> **Input material**:
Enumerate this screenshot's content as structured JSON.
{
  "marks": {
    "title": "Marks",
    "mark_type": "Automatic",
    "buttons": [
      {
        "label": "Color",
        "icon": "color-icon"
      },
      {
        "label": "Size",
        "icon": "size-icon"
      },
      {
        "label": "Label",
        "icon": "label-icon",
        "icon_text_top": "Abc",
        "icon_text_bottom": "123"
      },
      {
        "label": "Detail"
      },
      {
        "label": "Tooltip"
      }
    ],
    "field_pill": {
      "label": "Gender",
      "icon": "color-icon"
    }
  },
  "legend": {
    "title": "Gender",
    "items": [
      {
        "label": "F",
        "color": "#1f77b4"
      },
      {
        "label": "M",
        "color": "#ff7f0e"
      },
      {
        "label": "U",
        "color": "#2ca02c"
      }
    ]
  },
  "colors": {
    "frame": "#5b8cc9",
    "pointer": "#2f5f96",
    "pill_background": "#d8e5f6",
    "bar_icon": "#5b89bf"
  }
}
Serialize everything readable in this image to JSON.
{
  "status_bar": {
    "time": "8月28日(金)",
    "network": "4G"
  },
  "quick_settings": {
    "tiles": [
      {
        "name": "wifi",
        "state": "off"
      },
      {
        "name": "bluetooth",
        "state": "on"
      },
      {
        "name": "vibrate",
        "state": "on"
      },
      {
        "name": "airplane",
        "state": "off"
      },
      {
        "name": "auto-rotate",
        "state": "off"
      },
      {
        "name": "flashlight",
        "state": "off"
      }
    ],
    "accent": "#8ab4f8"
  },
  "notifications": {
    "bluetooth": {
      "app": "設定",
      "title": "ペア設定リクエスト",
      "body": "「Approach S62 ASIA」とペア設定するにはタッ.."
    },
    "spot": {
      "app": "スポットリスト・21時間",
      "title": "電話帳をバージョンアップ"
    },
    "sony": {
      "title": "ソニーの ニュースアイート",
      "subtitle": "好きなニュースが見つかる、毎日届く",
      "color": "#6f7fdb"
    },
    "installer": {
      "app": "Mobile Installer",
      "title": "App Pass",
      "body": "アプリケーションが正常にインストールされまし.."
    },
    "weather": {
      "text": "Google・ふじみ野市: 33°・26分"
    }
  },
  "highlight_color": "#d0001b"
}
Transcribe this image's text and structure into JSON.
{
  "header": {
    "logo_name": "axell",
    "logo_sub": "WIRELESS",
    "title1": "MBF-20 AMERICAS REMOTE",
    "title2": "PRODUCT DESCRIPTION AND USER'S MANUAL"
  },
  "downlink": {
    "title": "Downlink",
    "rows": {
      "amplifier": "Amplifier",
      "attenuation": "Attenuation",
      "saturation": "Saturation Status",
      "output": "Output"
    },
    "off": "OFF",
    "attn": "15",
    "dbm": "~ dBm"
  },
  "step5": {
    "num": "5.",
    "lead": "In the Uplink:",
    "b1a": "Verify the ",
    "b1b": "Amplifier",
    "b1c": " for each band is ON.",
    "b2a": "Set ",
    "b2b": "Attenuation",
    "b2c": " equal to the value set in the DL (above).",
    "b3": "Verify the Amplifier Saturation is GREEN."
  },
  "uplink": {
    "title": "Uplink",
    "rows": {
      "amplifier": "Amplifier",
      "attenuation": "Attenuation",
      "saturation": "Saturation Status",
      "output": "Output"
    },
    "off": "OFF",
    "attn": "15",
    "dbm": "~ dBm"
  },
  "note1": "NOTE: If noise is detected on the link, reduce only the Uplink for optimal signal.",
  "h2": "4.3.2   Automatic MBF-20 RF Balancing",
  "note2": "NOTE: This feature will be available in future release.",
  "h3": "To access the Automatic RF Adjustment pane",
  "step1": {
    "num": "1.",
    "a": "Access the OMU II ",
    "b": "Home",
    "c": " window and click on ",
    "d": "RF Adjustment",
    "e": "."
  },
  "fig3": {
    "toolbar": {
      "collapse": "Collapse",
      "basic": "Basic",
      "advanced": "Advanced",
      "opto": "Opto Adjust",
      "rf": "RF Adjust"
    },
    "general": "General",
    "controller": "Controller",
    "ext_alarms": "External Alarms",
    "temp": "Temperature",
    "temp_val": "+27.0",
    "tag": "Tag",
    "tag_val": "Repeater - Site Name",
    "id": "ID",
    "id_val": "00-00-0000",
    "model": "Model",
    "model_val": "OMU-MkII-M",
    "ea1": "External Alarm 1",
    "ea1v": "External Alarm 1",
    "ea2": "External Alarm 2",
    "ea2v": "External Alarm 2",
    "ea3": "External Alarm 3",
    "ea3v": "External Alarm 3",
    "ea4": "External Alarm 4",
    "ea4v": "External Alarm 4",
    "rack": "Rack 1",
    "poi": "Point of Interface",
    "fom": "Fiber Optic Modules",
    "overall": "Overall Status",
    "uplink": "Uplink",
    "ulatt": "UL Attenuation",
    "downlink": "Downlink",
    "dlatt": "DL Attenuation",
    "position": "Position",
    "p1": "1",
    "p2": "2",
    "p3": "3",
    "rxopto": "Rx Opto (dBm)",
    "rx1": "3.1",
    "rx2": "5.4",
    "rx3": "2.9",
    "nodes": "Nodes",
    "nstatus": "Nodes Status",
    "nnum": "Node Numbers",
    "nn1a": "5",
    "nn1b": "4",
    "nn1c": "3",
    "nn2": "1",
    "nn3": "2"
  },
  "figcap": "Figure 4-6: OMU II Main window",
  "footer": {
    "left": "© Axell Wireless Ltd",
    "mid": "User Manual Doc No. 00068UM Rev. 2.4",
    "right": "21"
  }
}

> **What is being asked**: How many lines in the records above hold the word "External"? Give only the number.

> **Complete response**: 9